** START INPUT RECORDS **
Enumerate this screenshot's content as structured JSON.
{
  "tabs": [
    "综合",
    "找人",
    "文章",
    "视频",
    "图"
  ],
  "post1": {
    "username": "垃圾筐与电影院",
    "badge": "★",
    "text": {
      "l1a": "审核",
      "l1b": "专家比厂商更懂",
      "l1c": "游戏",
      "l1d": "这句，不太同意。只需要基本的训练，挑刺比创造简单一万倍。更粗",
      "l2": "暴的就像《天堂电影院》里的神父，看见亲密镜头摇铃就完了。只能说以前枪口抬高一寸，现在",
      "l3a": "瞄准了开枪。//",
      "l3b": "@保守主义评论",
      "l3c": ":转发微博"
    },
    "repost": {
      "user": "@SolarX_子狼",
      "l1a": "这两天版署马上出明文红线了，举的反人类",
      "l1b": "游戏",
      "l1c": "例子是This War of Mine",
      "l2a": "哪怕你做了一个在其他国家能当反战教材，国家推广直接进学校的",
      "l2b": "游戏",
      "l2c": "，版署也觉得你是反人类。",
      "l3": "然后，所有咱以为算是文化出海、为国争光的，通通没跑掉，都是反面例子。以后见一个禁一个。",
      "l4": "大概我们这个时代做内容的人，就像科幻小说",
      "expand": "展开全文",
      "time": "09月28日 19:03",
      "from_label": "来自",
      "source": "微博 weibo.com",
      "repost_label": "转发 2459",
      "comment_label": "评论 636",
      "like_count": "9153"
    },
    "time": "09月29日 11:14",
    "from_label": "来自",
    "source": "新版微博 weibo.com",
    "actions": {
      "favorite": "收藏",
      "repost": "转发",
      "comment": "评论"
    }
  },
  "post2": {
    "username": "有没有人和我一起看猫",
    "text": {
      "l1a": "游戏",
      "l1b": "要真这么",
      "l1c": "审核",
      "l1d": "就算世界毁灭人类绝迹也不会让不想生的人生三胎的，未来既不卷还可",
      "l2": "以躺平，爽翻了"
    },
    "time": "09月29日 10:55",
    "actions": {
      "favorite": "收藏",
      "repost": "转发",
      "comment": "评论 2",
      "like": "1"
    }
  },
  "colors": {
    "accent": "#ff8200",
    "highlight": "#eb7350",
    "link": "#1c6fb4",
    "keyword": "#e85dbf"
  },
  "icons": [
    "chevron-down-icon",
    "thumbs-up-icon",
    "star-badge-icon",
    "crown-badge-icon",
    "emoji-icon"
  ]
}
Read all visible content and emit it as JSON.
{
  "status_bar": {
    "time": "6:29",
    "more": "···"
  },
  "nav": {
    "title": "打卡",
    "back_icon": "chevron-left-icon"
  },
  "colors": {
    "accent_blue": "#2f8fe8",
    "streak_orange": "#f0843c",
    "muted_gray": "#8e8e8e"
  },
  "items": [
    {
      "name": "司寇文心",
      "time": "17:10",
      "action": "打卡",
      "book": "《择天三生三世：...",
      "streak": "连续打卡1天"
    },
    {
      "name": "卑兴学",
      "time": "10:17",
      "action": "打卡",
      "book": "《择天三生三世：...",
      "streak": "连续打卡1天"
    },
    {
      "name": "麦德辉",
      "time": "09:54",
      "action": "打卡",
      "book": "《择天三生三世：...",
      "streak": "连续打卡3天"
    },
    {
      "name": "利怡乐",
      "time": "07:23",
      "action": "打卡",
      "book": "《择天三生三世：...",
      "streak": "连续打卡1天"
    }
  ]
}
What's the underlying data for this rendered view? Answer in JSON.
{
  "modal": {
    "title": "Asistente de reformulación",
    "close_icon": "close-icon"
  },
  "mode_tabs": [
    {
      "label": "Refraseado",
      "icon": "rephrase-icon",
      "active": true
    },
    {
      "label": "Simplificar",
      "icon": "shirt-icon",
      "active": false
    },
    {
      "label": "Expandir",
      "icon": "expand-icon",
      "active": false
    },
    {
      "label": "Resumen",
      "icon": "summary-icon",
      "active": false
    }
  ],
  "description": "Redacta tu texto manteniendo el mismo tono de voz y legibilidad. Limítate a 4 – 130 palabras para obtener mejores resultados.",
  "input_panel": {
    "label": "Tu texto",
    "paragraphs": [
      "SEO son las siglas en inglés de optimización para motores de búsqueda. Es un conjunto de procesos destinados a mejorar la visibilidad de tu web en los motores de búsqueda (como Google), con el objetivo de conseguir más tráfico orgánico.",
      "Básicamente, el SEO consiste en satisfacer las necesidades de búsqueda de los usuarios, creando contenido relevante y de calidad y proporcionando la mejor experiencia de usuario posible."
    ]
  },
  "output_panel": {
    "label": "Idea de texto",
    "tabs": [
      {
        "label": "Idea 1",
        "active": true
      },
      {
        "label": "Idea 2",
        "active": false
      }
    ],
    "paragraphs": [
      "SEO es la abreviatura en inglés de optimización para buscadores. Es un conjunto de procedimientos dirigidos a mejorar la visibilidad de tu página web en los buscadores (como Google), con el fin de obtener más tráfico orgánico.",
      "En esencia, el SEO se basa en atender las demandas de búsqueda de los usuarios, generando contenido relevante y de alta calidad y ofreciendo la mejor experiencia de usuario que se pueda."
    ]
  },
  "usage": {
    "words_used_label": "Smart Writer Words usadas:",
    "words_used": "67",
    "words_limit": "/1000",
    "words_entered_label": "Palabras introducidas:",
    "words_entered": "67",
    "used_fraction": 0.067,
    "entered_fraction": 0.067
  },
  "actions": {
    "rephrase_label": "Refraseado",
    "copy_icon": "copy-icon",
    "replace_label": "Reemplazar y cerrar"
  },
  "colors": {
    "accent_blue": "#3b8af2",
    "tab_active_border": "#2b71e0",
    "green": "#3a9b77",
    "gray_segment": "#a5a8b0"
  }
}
** END INPUT RECORDS **
◆ WRITTEN EXERCISE
The full set of records should be duplicated exactly.

◆ RIGHT ANSWER
Enumerate this screenshot's content as structured JSON.
{
  "tabs": [
    "综合",
    "找人",
    "文章",
    "视频",
    "图"
  ],
  "post1": {
    "username": "垃圾筐与电影院",
    "badge": "★",
    "text": {
      "l1a": "审核",
      "l1b": "专家比厂商更懂",
      "l1c": "游戏",
      "l1d": "这句，不太同意。只需要基本的训练，挑刺比创造简单一万倍。更粗",
      "l2": "暴的就像《天堂电影院》里的神父，看见亲密镜头摇铃就完了。只能说以前枪口抬高一寸，现在",
      "l3a": "瞄准了开枪。//",
      "l3b": "@保守主义评论",
      "l3c": ":转发微博"
    },
    "repost": {
      "user": "@SolarX_子狼",
      "l1a": "这两天版署马上出明文红线了，举的反人类",
      "l1b": "游戏",
      "l1c": "例子是This War of Mine",
      "l2a": "哪怕你做了一个在其他国家能当反战教材，国家推广直接进学校的",
      "l2b": "游戏",
      "l2c": "，版署也觉得你是反人类。",
      "l3": "然后，所有咱以为算是文化出海、为国争光的，通通没跑掉，都是反面例子。以后见一个禁一个。",
      "l4": "大概我们这个时代做内容的人，就像科幻小说",
      "expand": "展开全文",
      "time": "09月28日 19:03",
      "from_label": "来自",
      "source": "微博 weibo.com",
      "repost_label": "转发 2459",
      "comment_label": "评论 636",
      "like_count": "9153"
    },
    "time": "09月29日 11:14",
    "from_label": "来自",
    "source": "新版微博 weibo.com",
    "actions": {
      "favorite": "收藏",
      "repost": "转发",
      "comment": "评论"
    }
  },
  "post2": {
    "username": "有没有人和我一起看猫",
    "text": {
      "l1a": "游戏",
      "l1b": "要真这么",
      "l1c": "审核",
      "l1d": "就算世界毁灭人类绝迹也不会让不想生的人生三胎的，未来既不卷还可",
      "l2": "以躺平，爽翻了"
    },
    "time": "09月29日 10:55",
    "actions": {
      "favorite": "收藏",
      "repost": "转发",
      "comment": "评论 2",
      "like": "1"
    }
  },
  "colors": {
    "accent": "#ff8200",
    "highlight": "#eb7350",
    "link": "#1c6fb4",
    "keyword": "#e85dbf"
  },
  "icons": [
    "chevron-down-icon",
    "thumbs-up-icon",
    "star-badge-icon",
    "crown-badge-icon",
    "emoji-icon"
  ]
}
Read all visible content and emit it as JSON.
{
  "status_bar": {
    "time": "6:29",
    "more": "···"
  },
  "nav": {
    "title": "打卡",
    "back_icon": "chevron-left-icon"
  },
  "colors": {
    "accent_blue": "#2f8fe8",
    "streak_orange": "#f0843c",
    "muted_gray": "#8e8e8e"
  },
  "items": [
    {
      "name": "司寇文心",
      "time": "17:10",
      "action": "打卡",
      "book": "《择天三生三世：...",
      "streak": "连续打卡1天"
    },
    {
      "name": "卑兴学",
      "time": "10:17",
      "action": "打卡",
      "book": "《择天三生三世：...",
      "streak": "连续打卡1天"
    },
    {
      "name": "麦德辉",
      "time": "09:54",
      "action": "打卡",
      "book": "《择天三生三世：...",
      "streak": "连续打卡3天"
    },
    {
      "name": "利怡乐",
      "time": "07:23",
      "action": "打卡",
      "book": "《择天三生三世：...",
      "streak": "连续打卡1天"
    }
  ]
}
What's the underlying data for this rendered view? Answer in JSON.
{
  "modal": {
    "title": "Asistente de reformulación",
    "close_icon": "close-icon"
  },
  "mode_tabs": [
    {
      "label": "Refraseado",
      "icon": "rephrase-icon",
      "active": true
    },
    {
      "label": "Simplificar",
      "icon": "shirt-icon",
      "active": false
    },
    {
      "label": "Expandir",
      "icon": "expand-icon",
      "active": false
    },
    {
      "label": "Resumen",
      "icon": "summary-icon",
      "active": false
    }
  ],
  "description": "Redacta tu texto manteniendo el mismo tono de voz y legibilidad. Limítate a 4 – 130 palabras para obtener mejores resultados.",
  "input_panel": {
    "label": "Tu texto",
    "paragraphs": [
      "SEO son las siglas en inglés de optimización para motores de búsqueda. Es un conjunto de procesos destinados a mejorar la visibilidad de tu web en los motores de búsqueda (como Google), con el objetivo de conseguir más tráfico orgánico.",
      "Básicamente, el SEO consiste en satisfacer las necesidades de búsqueda de los usuarios, creando contenido relevante y de calidad y proporcionando la mejor experiencia de usuario posible."
    ]
  },
  "output_panel": {
    "label": "Idea de texto",
    "tabs": [
      {
        "label": "Idea 1",
        "active": true
      },
      {
        "label": "Idea 2",
        "active": false
      }
    ],
    "paragraphs": [
      "SEO es la abreviatura en inglés de optimización para buscadores. Es un conjunto de procedimientos dirigidos a mejorar la visibilidad de tu página web en los buscadores (como Google), con el fin de obtener más tráfico orgánico.",
      "En esencia, el SEO se basa en atender las demandas de búsqueda de los usuarios, generando contenido relevante y de alta calidad y ofreciendo la mejor experiencia de usuario que se pueda."
    ]
  },
  "usage": {
    "words_used_label": "Smart Writer Words usadas:",
    "words_used": "67",
    "words_limit": "/1000",
    "words_entered_label": "Palabras introducidas:",
    "words_entered": "67",
    "used_fraction": 0.067,
    "entered_fraction": 0.067
  },
  "actions": {
    "rephrase_label": "Refraseado",
    "copy_icon": "copy-icon",
    "replace_label": "Reemplazar y cerrar"
  },
  "colors": {
    "accent_blue": "#3b8af2",
    "tab_active_border": "#2b71e0",
    "green": "#3a9b77",
    "gray_segment": "#a5a8b0"
  }
}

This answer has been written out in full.